**WHAT IS ASKED**. Copy all of the material exactly. Pictures are not to appear in the copy.

■ ■ ■ ■

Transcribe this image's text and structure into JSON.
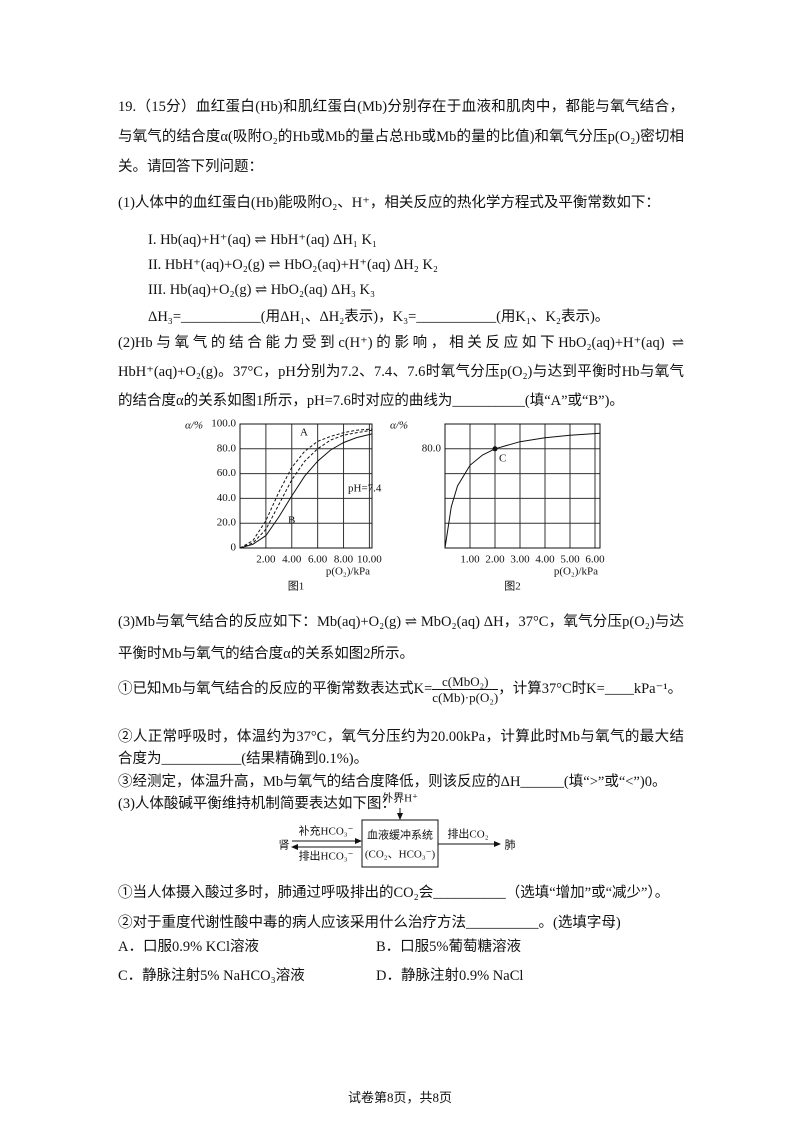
{
  "paragraphs": [
    "19.（15分）血红蛋白(Hb)和肌红蛋白(Mb)分别存在于血液和肌肉中，都能与氧气结合，与氧气的结合度α(吸附O₂的Hb或Mb的量占总Hb或Mb的量的比值)和氧气分压p(O₂)密切相关。请回答下列问题：",
    "(1)人体中的血红蛋白(Hb)能吸附O₂、H⁺，相关反应的热化学方程式及平衡常数如下：",
    "I.  Hb(aq)+H⁺(aq) ⇌ HbH⁺(aq)  ΔH₁   K₁",
    "II.  HbH⁺(aq)+O₂(g) ⇌ HbO₂(aq)+H⁺(aq)  ΔH₂   K₂",
    "III.  Hb(aq)+O₂(g) ⇌ HbO₂(aq)  ΔH₃   K₃",
    "ΔH₃=___________(用ΔH₁、ΔH₂表示)，K₃=___________(用K₁、K₂表示)。",
    "(2)Hb与氧气的结合能力受到c(H⁺)的影响，相关反应如下HbO₂(aq)+H⁺(aq) ⇌ HbH⁺(aq)+O₂(g)。37°C，pH分别为7.2、7.4、7.6时氧气分压p(O₂)与达到平衡时Hb与氧气的结合度α的关系如图1所示，pH=7.6时对应的曲线为__________(填“A”或“B”)。",
    "(3)Mb与氧气结合的反应如下：Mb(aq)+O₂(g) ⇌ MbO₂(aq)  ΔH，37°C，氧气分压p(O₂)与达平衡时Mb与氧气的结合度α的关系如图2所示。"
  ],
  "k_expression": {
    "before": "①已知Mb与氧气结合的反应的平衡常数表达式K=",
    "numerator": "c(MbO₂)",
    "denominator": "c(Mb)·p(O₂)",
    "after": "，计算37°C时K=____kPa⁻¹。"
  },
  "paragraphs_2": [
    "②人正常呼吸时，体温约为37°C，氧气分压约为20.00kPa，计算此时Mb与氧气的最大结合度为___________(结果精确到0.1%)。",
    "③经测定，体温升高，Mb与氧气的结合度降低，则该反应的ΔH______(填“>”或“<”)0。",
    "(3)人体酸碱平衡维持机制简要表达如下图："
  ],
  "diagram": {
    "input": "外界H⁺",
    "box_line1": "血液缓冲系统",
    "box_line2": "(CO₂、HCO₃⁻)",
    "left_node": "肾",
    "left_top": "补充HCO₃⁻",
    "left_bottom": "排出HCO₃⁻",
    "right_arrow": "排出CO₂",
    "right_node": "肺"
  },
  "paragraphs_3": [
    "①当人体摄入酸过多时，肺通过呼吸排出的CO₂会__________（选填“增加”或“减少”）。",
    "②对于重度代谢性酸中毒的病人应该采用什么治疗方法__________。(选填字母)"
  ],
  "options": [
    "A．口服0.9% KCl溶液",
    "B．口服5%葡萄糖溶液",
    "C．静脉注射5%  NaHCO₃溶液",
    "D．静脉注射0.9% NaCl"
  ],
  "figures": [
    {
      "caption": "图1",
      "ylabel": "α/%",
      "xlabel": "p(O₂)/kPa",
      "xlim": [
        0,
        10.2
      ],
      "ylim": [
        0,
        100
      ],
      "xticks": [
        {
          "value": 2,
          "label": "2.00"
        },
        {
          "value": 4,
          "label": "4.00"
        },
        {
          "value": 6,
          "label": "6.00"
        },
        {
          "value": 8,
          "label": "8.00"
        },
        {
          "value": 10,
          "label": "10.00"
        }
      ],
      "yticks": [
        0,
        {
          "value": 20,
          "label": "20.0"
        },
        {
          "value": 40,
          "label": "40.0"
        },
        {
          "value": 60,
          "label": "60.0"
        },
        {
          "value": 80,
          "label": "80.0"
        },
        {
          "value": 100,
          "label": "100.0"
        }
      ],
      "curves": [
        {
          "name": "A",
          "x": [
            0,
            1,
            2,
            3,
            4,
            5,
            6,
            7,
            8,
            9,
            10.2
          ],
          "y": [
            0,
            6,
            22,
            45,
            65,
            78,
            86,
            90,
            93,
            95,
            96
          ]
        },
        {
          "name": "pH=7.4",
          "x": [
            0,
            1,
            2,
            3,
            4,
            5,
            6,
            7,
            8,
            9,
            10.2
          ],
          "y": [
            0,
            4,
            15,
            35,
            55,
            70,
            80,
            87,
            91,
            93,
            95
          ]
        },
        {
          "name": "B",
          "x": [
            0,
            1,
            2,
            3,
            4,
            5,
            6,
            7,
            8,
            9,
            10.2
          ],
          "y": [
            0,
            3,
            10,
            25,
            42,
            58,
            70,
            79,
            85,
            89,
            92
          ]
        }
      ]
    },
    {
      "caption": "图2",
      "ylabel": "α/%",
      "xlabel": "p(O₂)/kPa",
      "xlim": [
        0,
        6.2
      ],
      "ylim": [
        0,
        100
      ],
      "xticks": [
        {
          "value": 1,
          "label": "1.00"
        },
        {
          "value": 2,
          "label": "2.00"
        },
        {
          "value": 3,
          "label": "3.00"
        },
        {
          "value": 4,
          "label": "4.00"
        },
        {
          "value": 5,
          "label": "5.00"
        },
        {
          "value": 6,
          "label": "6.00"
        }
      ],
      "yticks": [
        {
          "value": 80,
          "label": "80.0"
        }
      ],
      "point": {
        "name": "C",
        "x": 2,
        "y": 80
      },
      "curves": [
        {
          "x": [
            0,
            0.25,
            0.5,
            1,
            1.5,
            2,
            3,
            4,
            5,
            6.2
          ],
          "y": [
            0,
            33.3,
            50,
            66.7,
            75,
            80,
            85.7,
            88.9,
            90.9,
            92.5
          ]
        }
      ]
    }
  ],
  "footer": "试卷第8页，共8页"
}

■ ■ ■ ■

**PROBLEM SOLUTION**.
Transcribe this image's text and structure into JSON.
{
  "paragraphs": [
    "19.（15分）血红蛋白(Hb)和肌红蛋白(Mb)分别存在于血液和肌肉中，都能与氧气结合，与氧气的结合度α(吸附O₂的Hb或Mb的量占总Hb或Mb的量的比值)和氧气分压p(O₂)密切相关。请回答下列问题：",
    "(1)人体中的血红蛋白(Hb)能吸附O₂、H⁺，相关反应的热化学方程式及平衡常数如下：",
    "I.  Hb(aq)+H⁺(aq) ⇌ HbH⁺(aq)  ΔH₁   K₁",
    "II.  HbH⁺(aq)+O₂(g) ⇌ HbO₂(aq)+H⁺(aq)  ΔH₂   K₂",
    "III.  Hb(aq)+O₂(g) ⇌ HbO₂(aq)  ΔH₃   K₃",
    "ΔH₃=___________(用ΔH₁、ΔH₂表示)，K₃=___________(用K₁、K₂表示)。",
    "(2)Hb与氧气的结合能力受到c(H⁺)的影响，相关反应如下HbO₂(aq)+H⁺(aq) ⇌ HbH⁺(aq)+O₂(g)。37°C，pH分别为7.2、7.4、7.6时氧气分压p(O₂)与达到平衡时Hb与氧气的结合度α的关系如图1所示，pH=7.6时对应的曲线为__________(填“A”或“B”)。",
    "(3)Mb与氧气结合的反应如下：Mb(aq)+O₂(g) ⇌ MbO₂(aq)  ΔH，37°C，氧气分压p(O₂)与达平衡时Mb与氧气的结合度α的关系如图2所示。"
  ],
  "k_expression": {
    "before": "①已知Mb与氧气结合的反应的平衡常数表达式K=",
    "numerator": "c(MbO₂)",
    "denominator": "c(Mb)·p(O₂)",
    "after": "，计算37°C时K=____kPa⁻¹。"
  },
  "paragraphs_2": [
    "②人正常呼吸时，体温约为37°C，氧气分压约为20.00kPa，计算此时Mb与氧气的最大结合度为___________(结果精确到0.1%)。",
    "③经测定，体温升高，Mb与氧气的结合度降低，则该反应的ΔH______(填“>”或“<”)0。",
    "(3)人体酸碱平衡维持机制简要表达如下图："
  ],
  "diagram": {
    "input": "外界H⁺",
    "box_line1": "血液缓冲系统",
    "box_line2": "(CO₂、HCO₃⁻)",
    "left_node": "肾",
    "left_top": "补充HCO₃⁻",
    "left_bottom": "排出HCO₃⁻",
    "right_arrow": "排出CO₂",
    "right_node": "肺"
  },
  "paragraphs_3": [
    "①当人体摄入酸过多时，肺通过呼吸排出的CO₂会__________（选填“增加”或“减少”）。",
    "②对于重度代谢性酸中毒的病人应该采用什么治疗方法__________。(选填字母)"
  ],
  "options": [
    "A．口服0.9% KCl溶液",
    "B．口服5%葡萄糖溶液",
    "C．静脉注射5%  NaHCO₃溶液",
    "D．静脉注射0.9% NaCl"
  ],
  "figures": [
    {
      "caption": "图1",
      "ylabel": "α/%",
      "xlabel": "p(O₂)/kPa",
      "xlim": [
        0,
        10.2
      ],
      "ylim": [
        0,
        100
      ],
      "xticks": [
        {
          "value": 2,
          "label": "2.00"
        },
        {
          "value": 4,
          "label": "4.00"
        },
        {
          "value": 6,
          "label": "6.00"
        },
        {
          "value": 8,
          "label": "8.00"
        },
        {
          "value": 10,
          "label": "10.00"
        }
      ],
      "yticks": [
        0,
        {
          "value": 20,
          "label": "20.0"
        },
        {
          "value": 40,
          "label": "40.0"
        },
        {
          "value": 60,
          "label": "60.0"
        },
        {
          "value": 80,
          "label": "80.0"
        },
        {
          "value": 100,
          "label": "100.0"
        }
      ],
      "curves": [
        {
          "name": "A",
          "x": [
            0,
            1,
            2,
            3,
            4,
            5,
            6,
            7,
            8,
            9,
            10.2
          ],
          "y": [
            0,
            6,
            22,
            45,
            65,
            78,
            86,
            90,
            93,
            95,
            96
          ]
        },
        {
          "name": "pH=7.4",
          "x": [
            0,
            1,
            2,
            3,
            4,
            5,
            6,
            7,
            8,
            9,
            10.2
          ],
          "y": [
            0,
            4,
            15,
            35,
            55,
            70,
            80,
            87,
            91,
            93,
            95
          ]
        },
        {
          "name": "B",
          "x": [
            0,
            1,
            2,
            3,
            4,
            5,
            6,
            7,
            8,
            9,
            10.2
          ],
          "y": [
            0,
            3,
            10,
            25,
            42,
            58,
            70,
            79,
            85,
            89,
            92
          ]
        }
      ]
    },
    {
      "caption": "图2",
      "ylabel": "α/%",
      "xlabel": "p(O₂)/kPa",
      "xlim": [
        0,
        6.2
      ],
      "ylim": [
        0,
        100
      ],
      "xticks": [
        {
          "value": 1,
          "label": "1.00"
        },
        {
          "value": 2,
          "label": "2.00"
        },
        {
          "value": 3,
          "label": "3.00"
        },
        {
          "value": 4,
          "label": "4.00"
        },
        {
          "value": 5,
          "label": "5.00"
        },
        {
          "value": 6,
          "label": "6.00"
        }
      ],
      "yticks": [
        {
          "value": 80,
          "label": "80.0"
        }
      ],
      "point": {
        "name": "C",
        "x": 2,
        "y": 80
      },
      "curves": [
        {
          "x": [
            0,
            0.25,
            0.5,
            1,
            1.5,
            2,
            3,
            4,
            5,
            6.2
          ],
          "y": [
            0,
            33.3,
            50,
            66.7,
            75,
            80,
            85.7,
            88.9,
            90.9,
            92.5
          ]
        }
      ]
    }
  ],
  "footer": "试卷第8页，共8页"
}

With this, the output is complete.